**Exercise directions:** Read the listing below and copy out every line that holds "window".

**Records for this task:**
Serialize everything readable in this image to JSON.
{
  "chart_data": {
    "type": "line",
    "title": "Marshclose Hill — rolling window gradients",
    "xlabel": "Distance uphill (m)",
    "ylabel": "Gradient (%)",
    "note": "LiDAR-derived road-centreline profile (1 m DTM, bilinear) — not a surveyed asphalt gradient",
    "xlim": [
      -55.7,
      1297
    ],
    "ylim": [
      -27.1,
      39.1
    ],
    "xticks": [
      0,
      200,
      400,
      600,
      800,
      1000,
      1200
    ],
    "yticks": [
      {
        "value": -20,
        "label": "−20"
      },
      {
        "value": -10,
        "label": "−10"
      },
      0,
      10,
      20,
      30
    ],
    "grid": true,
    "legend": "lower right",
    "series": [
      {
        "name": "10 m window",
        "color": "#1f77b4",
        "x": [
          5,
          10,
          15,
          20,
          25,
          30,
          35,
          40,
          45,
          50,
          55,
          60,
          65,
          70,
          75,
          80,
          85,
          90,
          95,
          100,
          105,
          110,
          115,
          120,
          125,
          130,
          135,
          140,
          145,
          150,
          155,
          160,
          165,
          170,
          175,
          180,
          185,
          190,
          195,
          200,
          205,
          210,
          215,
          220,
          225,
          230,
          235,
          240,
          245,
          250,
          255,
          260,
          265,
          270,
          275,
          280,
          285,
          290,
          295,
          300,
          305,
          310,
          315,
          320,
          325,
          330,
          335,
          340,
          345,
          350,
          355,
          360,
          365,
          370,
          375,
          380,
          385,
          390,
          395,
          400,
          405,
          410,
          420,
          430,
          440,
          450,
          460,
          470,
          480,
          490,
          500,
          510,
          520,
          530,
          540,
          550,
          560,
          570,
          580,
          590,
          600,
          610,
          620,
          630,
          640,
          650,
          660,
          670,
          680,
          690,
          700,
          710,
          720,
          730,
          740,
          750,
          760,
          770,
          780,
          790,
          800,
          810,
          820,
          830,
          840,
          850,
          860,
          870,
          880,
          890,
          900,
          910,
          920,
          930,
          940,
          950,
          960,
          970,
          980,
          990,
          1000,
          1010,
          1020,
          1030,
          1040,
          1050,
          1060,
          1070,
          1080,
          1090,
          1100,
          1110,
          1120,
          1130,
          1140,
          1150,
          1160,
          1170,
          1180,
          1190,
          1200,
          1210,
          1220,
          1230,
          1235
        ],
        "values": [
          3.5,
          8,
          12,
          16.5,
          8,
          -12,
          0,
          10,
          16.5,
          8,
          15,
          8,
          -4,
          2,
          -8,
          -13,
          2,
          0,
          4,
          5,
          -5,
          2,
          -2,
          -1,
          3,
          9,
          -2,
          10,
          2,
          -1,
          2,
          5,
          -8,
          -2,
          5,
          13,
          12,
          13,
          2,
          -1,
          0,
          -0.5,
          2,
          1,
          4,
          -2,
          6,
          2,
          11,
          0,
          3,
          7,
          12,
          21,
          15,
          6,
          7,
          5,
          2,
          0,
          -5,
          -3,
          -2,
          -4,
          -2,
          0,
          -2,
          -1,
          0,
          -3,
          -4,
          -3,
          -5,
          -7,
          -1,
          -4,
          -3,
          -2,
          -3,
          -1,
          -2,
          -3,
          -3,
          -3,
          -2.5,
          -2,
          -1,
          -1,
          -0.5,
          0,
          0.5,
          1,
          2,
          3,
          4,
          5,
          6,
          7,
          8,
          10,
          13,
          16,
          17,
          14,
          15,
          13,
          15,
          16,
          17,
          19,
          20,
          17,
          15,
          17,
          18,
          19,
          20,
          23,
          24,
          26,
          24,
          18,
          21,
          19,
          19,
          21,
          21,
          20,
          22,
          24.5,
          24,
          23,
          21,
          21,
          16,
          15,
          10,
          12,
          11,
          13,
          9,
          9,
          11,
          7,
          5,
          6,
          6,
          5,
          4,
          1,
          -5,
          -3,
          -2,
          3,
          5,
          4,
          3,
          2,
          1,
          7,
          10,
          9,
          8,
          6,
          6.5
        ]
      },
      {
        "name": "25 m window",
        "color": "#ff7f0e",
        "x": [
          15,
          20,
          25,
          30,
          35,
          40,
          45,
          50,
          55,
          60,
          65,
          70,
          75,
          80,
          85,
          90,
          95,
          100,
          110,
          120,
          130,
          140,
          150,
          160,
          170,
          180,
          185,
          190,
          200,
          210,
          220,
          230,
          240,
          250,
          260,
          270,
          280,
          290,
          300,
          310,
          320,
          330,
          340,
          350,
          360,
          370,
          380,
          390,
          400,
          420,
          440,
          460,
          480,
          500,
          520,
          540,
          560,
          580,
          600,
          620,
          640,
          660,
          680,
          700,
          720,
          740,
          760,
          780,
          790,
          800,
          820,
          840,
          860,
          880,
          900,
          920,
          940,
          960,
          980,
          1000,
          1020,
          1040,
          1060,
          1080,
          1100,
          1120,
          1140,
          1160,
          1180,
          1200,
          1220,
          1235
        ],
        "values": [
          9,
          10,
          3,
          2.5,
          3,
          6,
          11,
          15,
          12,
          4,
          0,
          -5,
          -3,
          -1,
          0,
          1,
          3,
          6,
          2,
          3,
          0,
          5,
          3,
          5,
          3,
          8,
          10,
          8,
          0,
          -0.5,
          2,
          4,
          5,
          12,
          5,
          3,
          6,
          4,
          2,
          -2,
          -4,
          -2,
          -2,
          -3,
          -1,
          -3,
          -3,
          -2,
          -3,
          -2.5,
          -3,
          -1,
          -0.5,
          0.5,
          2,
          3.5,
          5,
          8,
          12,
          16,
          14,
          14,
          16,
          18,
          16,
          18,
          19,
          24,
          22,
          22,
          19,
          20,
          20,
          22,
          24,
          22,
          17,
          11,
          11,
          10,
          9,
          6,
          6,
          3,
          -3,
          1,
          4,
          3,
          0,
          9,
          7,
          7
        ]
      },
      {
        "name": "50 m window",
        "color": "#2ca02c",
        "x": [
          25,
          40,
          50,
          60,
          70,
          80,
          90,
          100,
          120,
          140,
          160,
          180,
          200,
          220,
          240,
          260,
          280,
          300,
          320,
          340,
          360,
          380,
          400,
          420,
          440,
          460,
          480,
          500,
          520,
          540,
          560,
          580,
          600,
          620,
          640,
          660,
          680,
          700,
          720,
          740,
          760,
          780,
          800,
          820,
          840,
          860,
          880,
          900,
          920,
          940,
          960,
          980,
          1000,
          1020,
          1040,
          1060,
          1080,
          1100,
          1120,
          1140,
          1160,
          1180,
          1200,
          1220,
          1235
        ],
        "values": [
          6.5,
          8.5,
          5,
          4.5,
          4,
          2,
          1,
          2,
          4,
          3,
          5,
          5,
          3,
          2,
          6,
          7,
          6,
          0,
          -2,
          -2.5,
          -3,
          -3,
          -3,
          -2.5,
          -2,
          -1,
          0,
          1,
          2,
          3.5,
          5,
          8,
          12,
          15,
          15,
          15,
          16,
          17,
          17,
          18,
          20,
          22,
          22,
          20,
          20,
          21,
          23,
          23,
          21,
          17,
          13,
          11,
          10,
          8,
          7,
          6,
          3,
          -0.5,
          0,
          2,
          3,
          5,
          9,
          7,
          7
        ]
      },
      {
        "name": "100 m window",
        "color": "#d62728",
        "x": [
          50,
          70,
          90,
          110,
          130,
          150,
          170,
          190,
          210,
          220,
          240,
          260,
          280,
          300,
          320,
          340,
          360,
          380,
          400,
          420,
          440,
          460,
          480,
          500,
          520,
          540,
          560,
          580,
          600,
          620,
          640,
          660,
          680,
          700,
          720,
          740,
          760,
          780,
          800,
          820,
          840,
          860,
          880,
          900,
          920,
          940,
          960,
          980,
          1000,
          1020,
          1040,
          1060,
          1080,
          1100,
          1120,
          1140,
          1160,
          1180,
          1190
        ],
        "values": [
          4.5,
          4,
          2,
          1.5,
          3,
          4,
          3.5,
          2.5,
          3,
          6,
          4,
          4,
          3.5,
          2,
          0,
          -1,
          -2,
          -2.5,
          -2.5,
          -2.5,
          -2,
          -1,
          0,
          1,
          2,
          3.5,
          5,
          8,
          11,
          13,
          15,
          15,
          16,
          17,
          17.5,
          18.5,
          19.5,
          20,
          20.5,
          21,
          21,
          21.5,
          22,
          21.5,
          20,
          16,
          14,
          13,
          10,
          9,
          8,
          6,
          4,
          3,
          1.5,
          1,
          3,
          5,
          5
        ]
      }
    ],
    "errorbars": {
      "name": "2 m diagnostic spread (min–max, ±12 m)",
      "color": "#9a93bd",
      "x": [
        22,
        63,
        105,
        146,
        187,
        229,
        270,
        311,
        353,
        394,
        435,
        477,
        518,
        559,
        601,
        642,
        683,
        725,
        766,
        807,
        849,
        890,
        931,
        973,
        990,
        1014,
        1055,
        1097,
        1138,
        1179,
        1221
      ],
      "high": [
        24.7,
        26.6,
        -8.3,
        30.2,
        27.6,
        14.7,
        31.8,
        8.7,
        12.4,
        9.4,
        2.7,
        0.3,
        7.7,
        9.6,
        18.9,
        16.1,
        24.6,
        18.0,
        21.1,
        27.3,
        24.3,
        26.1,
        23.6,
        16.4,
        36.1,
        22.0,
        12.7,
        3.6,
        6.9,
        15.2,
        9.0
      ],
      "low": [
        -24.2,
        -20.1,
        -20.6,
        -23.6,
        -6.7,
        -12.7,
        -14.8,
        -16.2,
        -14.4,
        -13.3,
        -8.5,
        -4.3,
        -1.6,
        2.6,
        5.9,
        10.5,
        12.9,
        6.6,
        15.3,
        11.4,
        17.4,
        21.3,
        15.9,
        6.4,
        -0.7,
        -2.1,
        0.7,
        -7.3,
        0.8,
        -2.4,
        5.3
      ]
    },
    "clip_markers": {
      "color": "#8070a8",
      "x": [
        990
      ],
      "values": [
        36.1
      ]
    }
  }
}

**Solution for this problem:**
    "title": "Marshclose Hill — rolling window gradients",
        "name": "10 m window",
        "name": "25 m window",
        "name": "50 m window",
        "name": "100 m window",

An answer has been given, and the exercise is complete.